(Part of a data file)
-*-
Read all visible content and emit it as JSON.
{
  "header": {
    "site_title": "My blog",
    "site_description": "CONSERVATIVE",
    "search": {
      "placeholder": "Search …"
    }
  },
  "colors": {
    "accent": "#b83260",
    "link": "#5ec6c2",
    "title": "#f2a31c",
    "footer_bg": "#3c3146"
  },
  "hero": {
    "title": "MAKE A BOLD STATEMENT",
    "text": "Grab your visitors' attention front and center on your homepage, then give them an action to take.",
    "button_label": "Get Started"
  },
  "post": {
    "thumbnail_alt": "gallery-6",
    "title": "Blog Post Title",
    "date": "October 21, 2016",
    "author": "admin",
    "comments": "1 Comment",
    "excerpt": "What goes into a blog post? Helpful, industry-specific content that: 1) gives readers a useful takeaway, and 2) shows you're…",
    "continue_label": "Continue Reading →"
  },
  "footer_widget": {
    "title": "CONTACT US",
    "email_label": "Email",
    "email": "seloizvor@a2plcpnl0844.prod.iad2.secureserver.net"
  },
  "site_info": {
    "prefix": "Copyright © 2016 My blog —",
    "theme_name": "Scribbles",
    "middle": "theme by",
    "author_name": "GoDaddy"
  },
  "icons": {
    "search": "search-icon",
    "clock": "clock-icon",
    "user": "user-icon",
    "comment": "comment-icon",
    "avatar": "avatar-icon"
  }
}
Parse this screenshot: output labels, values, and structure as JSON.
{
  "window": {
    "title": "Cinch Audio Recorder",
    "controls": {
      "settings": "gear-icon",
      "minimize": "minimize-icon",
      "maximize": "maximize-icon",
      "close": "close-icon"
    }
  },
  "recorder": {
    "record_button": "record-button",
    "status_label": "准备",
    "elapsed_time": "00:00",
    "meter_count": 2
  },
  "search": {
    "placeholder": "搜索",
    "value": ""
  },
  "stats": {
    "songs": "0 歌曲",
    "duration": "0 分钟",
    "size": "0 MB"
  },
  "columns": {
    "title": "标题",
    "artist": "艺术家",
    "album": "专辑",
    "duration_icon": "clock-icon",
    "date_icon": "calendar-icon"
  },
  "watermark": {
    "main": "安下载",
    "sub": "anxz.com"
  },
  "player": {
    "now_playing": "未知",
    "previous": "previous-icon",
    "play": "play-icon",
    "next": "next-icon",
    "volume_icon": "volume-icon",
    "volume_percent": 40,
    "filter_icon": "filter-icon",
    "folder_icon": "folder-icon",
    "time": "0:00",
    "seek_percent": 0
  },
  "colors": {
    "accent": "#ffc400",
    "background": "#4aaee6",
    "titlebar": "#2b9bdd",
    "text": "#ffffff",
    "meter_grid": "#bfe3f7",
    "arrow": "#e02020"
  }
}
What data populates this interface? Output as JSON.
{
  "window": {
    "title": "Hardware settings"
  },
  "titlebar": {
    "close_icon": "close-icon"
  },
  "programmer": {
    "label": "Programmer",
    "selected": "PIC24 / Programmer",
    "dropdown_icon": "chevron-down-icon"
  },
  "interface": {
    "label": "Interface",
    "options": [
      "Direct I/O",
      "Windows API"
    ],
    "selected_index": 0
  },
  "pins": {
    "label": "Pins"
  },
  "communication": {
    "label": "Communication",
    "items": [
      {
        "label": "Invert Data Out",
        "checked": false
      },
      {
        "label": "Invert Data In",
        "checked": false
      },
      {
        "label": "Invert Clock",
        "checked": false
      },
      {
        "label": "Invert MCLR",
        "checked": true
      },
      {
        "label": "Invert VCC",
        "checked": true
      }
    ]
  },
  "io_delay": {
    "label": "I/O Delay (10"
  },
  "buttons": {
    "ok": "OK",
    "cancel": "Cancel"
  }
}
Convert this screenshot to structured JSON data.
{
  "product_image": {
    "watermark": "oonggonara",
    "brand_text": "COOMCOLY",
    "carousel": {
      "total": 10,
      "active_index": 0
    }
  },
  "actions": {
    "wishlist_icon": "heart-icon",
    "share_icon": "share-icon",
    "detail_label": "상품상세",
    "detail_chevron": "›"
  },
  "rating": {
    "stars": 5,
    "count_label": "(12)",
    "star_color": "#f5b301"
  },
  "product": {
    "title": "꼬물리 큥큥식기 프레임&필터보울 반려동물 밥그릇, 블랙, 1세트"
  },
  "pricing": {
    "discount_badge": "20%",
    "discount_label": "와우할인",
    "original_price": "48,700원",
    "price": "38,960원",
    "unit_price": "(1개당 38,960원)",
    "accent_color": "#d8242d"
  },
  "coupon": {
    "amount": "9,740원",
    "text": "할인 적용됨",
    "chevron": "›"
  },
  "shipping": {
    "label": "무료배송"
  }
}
-*-
Extract all lines containing the word "Invert".

#### In response
        "label": "Invert Data Out",
        "label": "Invert Data In",
        "label": "Invert Clock",
        "label": "Invert MCLR",
        "label": "Invert VCC",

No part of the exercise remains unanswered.